▶ DATA FOR PROCESSING:
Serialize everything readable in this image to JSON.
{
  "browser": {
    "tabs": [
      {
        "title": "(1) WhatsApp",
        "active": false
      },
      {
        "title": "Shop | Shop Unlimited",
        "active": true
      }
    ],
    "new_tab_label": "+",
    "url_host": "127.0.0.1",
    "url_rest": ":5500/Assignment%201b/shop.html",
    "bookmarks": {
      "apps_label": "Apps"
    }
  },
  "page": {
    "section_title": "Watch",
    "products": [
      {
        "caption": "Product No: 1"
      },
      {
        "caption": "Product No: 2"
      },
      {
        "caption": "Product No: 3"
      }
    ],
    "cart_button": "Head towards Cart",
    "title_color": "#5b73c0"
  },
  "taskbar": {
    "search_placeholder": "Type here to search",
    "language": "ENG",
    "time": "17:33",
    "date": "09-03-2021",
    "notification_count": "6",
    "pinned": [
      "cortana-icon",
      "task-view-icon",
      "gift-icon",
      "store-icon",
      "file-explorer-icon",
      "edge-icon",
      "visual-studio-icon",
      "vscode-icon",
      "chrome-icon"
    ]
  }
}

▶ YOUR GOAL:
Copy every line exactly. Leave nothing out.

▶ SOLUTION FOR THIS PROBLEM:
Serialize everything readable in this image to JSON.
{
  "browser": {
    "tabs": [
      {
        "title": "(1) WhatsApp",
        "active": false
      },
      {
        "title": "Shop | Shop Unlimited",
        "active": true
      }
    ],
    "new_tab_label": "+",
    "url_host": "127.0.0.1",
    "url_rest": ":5500/Assignment%201b/shop.html",
    "bookmarks": {
      "apps_label": "Apps"
    }
  },
  "page": {
    "section_title": "Watch",
    "products": [
      {
        "caption": "Product No: 1"
      },
      {
        "caption": "Product No: 2"
      },
      {
        "caption": "Product No: 3"
      }
    ],
    "cart_button": "Head towards Cart",
    "title_color": "#5b73c0"
  },
  "taskbar": {
    "search_placeholder": "Type here to search",
    "language": "ENG",
    "time": "17:33",
    "date": "09-03-2021",
    "notification_count": "6",
    "pinned": [
      "cortana-icon",
      "task-view-icon",
      "gift-icon",
      "store-icon",
      "file-explorer-icon",
      "edge-icon",
      "visual-studio-icon",
      "vscode-icon",
      "chrome-icon"
    ]
  }
}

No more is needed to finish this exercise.